» What you need to do
Search the material below for the string "name" and extract each line that has it.

» Records provided
* * *
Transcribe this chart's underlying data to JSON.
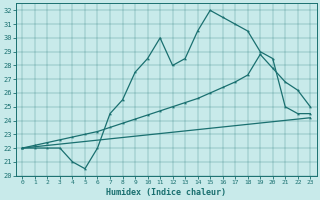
{
  "xlabel": "Humidex (Indice chaleur)",
  "xlim": [
    -0.5,
    23.5
  ],
  "ylim": [
    20,
    32.5
  ],
  "xticks": [
    0,
    1,
    2,
    3,
    4,
    5,
    6,
    7,
    8,
    9,
    10,
    11,
    12,
    13,
    14,
    15,
    16,
    17,
    18,
    19,
    20,
    21,
    22,
    23
  ],
  "yticks": [
    20,
    21,
    22,
    23,
    24,
    25,
    26,
    27,
    28,
    29,
    30,
    31,
    32
  ],
  "bg_color": "#c8eaea",
  "line_color": "#1a7070",
  "line1_x": [
    0,
    1,
    2,
    3,
    4,
    5,
    6,
    7,
    8,
    9,
    10,
    11,
    12,
    13,
    14,
    15,
    16,
    17,
    18,
    19,
    20,
    21,
    22,
    23
  ],
  "line1_y": [
    22,
    22,
    22,
    22,
    21,
    20.5,
    22,
    24.5,
    25.5,
    27.5,
    28.5,
    30,
    28,
    28.5,
    30.5,
    32,
    31.5,
    31,
    30.5,
    29,
    28.5,
    25,
    24.5,
    24.5
  ],
  "line2_x": [
    0,
    1,
    2,
    3,
    4,
    5,
    6,
    7,
    8,
    9,
    10,
    11,
    12,
    13,
    14,
    15,
    16,
    17,
    18,
    19,
    20,
    21,
    22,
    23
  ],
  "line2_y": [
    22,
    22.2,
    22.4,
    22.6,
    22.8,
    23.0,
    23.2,
    23.5,
    23.8,
    24.1,
    24.4,
    24.7,
    25.0,
    25.3,
    25.6,
    26.0,
    26.4,
    26.8,
    27.3,
    28.8,
    27.8,
    26.8,
    26.2,
    25.0
  ],
  "line3_x": [
    0,
    23
  ],
  "line3_y": [
    22,
    24.2
  ]
}
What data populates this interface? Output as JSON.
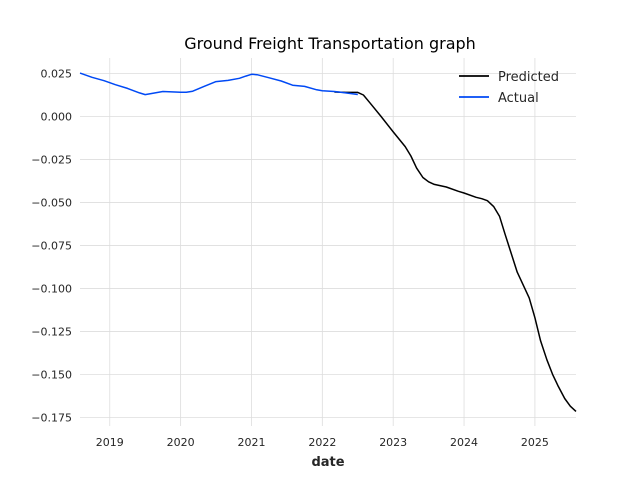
{
  "chart_data": {
    "type": "line",
    "title": "Ground Freight Transportation graph",
    "xlabel": "date",
    "ylabel": "",
    "xlim": [
      2018.58,
      2025.58
    ],
    "ylim": [
      -0.18,
      0.034
    ],
    "x_ticks": [
      2019,
      2020,
      2021,
      2022,
      2023,
      2024,
      2025
    ],
    "y_ticks": [
      0.025,
      0.0,
      -0.025,
      -0.05,
      -0.075,
      -0.1,
      -0.125,
      -0.15,
      -0.175
    ],
    "y_tick_labels": [
      "0.025",
      "0.000",
      "−0.025",
      "−0.050",
      "−0.075",
      "−0.100",
      "−0.125",
      "−0.150",
      "−0.175"
    ],
    "grid": true,
    "legend_position": "top-right",
    "series": [
      {
        "name": "Predicted",
        "color": "#000000",
        "x": [
          2022.17,
          2022.33,
          2022.5,
          2022.58,
          2022.67,
          2022.83,
          2023.0,
          2023.17,
          2023.25,
          2023.33,
          2023.42,
          2023.5,
          2023.58,
          2023.75,
          2023.92,
          2024.0,
          2024.17,
          2024.25,
          2024.33,
          2024.42,
          2024.5,
          2024.58,
          2024.75,
          2024.92,
          2025.0,
          2025.08,
          2025.17,
          2025.25,
          2025.33,
          2025.42,
          2025.5,
          2025.58
        ],
        "values": [
          0.0142,
          0.014,
          0.014,
          0.0125,
          0.008,
          0.0,
          -0.009,
          -0.0175,
          -0.023,
          -0.03,
          -0.0355,
          -0.038,
          -0.0395,
          -0.041,
          -0.0435,
          -0.0445,
          -0.047,
          -0.0478,
          -0.049,
          -0.0525,
          -0.058,
          -0.0685,
          -0.0905,
          -0.1055,
          -0.117,
          -0.1305,
          -0.1415,
          -0.15,
          -0.157,
          -0.164,
          -0.1685,
          -0.1715
        ]
      },
      {
        "name": "Actual",
        "color": "#0049f5",
        "x": [
          2018.58,
          2018.75,
          2018.92,
          2019.08,
          2019.25,
          2019.42,
          2019.5,
          2019.58,
          2019.75,
          2019.92,
          2020.0,
          2020.08,
          2020.17,
          2020.33,
          2020.5,
          2020.67,
          2020.83,
          2020.92,
          2021.0,
          2021.08,
          2021.25,
          2021.42,
          2021.58,
          2021.75,
          2021.92,
          2022.0,
          2022.17,
          2022.33,
          2022.5
        ],
        "values": [
          0.0252,
          0.0228,
          0.0208,
          0.0185,
          0.0163,
          0.0137,
          0.0127,
          0.0133,
          0.0145,
          0.0142,
          0.0141,
          0.0141,
          0.0147,
          0.0175,
          0.0203,
          0.021,
          0.0222,
          0.0235,
          0.0245,
          0.0243,
          0.0225,
          0.0206,
          0.0182,
          0.0175,
          0.0155,
          0.015,
          0.0145,
          0.0137,
          0.0128
        ]
      }
    ]
  }
}
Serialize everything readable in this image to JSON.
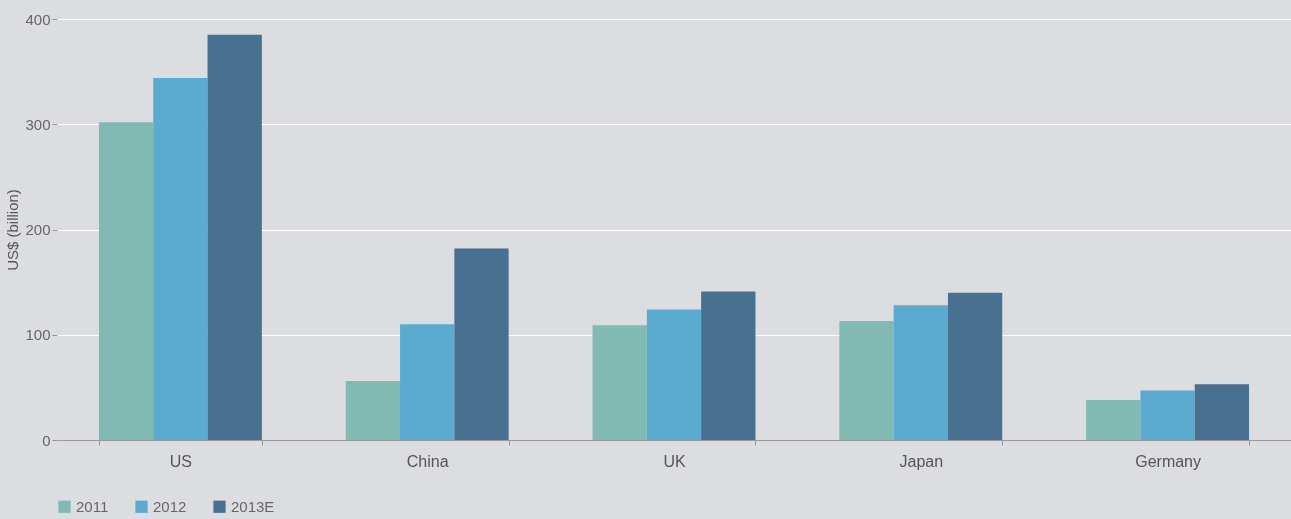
{
  "chart_data": {
    "type": "bar",
    "ylabel": "US$ (billion)",
    "categories": [
      "US",
      "China",
      "UK",
      "Japan",
      "Germany"
    ],
    "series": [
      {
        "name": "2011",
        "color": "#80bab3",
        "values": [
          302,
          56,
          109,
          113,
          38
        ]
      },
      {
        "name": "2012",
        "color": "#5aabcf",
        "values": [
          344,
          110,
          124,
          128,
          47
        ]
      },
      {
        "name": "2013E",
        "color": "#487090",
        "values": [
          385,
          182,
          141,
          140,
          53
        ]
      }
    ],
    "ylim": [
      0,
      400
    ],
    "yticks": [
      0,
      100,
      200,
      300,
      400
    ],
    "grid": "y",
    "legend": "bottom left"
  }
}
* * *
» Finished task
        "name": "Predicted",
        "name": "Actual",
        "name": "2011",
        "name": "2012",
        "name": "2013E",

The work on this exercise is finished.